[Source records]

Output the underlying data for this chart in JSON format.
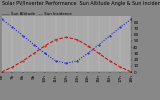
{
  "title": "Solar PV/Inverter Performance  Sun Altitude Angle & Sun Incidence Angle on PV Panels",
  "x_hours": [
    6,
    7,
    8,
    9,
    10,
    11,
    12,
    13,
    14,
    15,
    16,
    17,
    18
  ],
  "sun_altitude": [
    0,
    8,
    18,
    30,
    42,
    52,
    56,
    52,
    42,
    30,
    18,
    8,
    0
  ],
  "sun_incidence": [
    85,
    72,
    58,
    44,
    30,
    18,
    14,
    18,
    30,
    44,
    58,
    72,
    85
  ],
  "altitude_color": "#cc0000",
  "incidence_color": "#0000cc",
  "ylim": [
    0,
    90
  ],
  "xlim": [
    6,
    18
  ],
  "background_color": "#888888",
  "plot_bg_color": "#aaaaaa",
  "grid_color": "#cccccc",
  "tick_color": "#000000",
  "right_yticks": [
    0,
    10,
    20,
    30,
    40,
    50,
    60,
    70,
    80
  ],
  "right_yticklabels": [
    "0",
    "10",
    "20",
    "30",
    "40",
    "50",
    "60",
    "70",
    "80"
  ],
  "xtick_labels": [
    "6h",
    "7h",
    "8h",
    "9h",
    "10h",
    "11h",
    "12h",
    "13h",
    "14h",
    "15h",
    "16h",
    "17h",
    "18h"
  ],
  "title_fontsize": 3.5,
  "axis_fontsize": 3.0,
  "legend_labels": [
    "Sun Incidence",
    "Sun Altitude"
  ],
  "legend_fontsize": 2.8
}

## [Set problem]
Leave out the pictures and print each record exactly as it stands.

## [The completed task]
Output the underlying data for this chart in JSON format.
{
  "title": "Solar PV/Inverter Performance  Sun Altitude Angle & Sun Incidence Angle on PV Panels",
  "x_hours": [
    6,
    7,
    8,
    9,
    10,
    11,
    12,
    13,
    14,
    15,
    16,
    17,
    18
  ],
  "sun_altitude": [
    0,
    8,
    18,
    30,
    42,
    52,
    56,
    52,
    42,
    30,
    18,
    8,
    0
  ],
  "sun_incidence": [
    85,
    72,
    58,
    44,
    30,
    18,
    14,
    18,
    30,
    44,
    58,
    72,
    85
  ],
  "altitude_color": "#cc0000",
  "incidence_color": "#0000cc",
  "ylim": [
    0,
    90
  ],
  "xlim": [
    6,
    18
  ],
  "background_color": "#888888",
  "plot_bg_color": "#aaaaaa",
  "grid_color": "#cccccc",
  "tick_color": "#000000",
  "right_yticks": [
    0,
    10,
    20,
    30,
    40,
    50,
    60,
    70,
    80
  ],
  "right_yticklabels": [
    "0",
    "10",
    "20",
    "30",
    "40",
    "50",
    "60",
    "70",
    "80"
  ],
  "xtick_labels": [
    "6h",
    "7h",
    "8h",
    "9h",
    "10h",
    "11h",
    "12h",
    "13h",
    "14h",
    "15h",
    "16h",
    "17h",
    "18h"
  ],
  "title_fontsize": 3.5,
  "axis_fontsize": 3.0,
  "legend_labels": [
    "Sun Incidence",
    "Sun Altitude"
  ],
  "legend_fontsize": 2.8
}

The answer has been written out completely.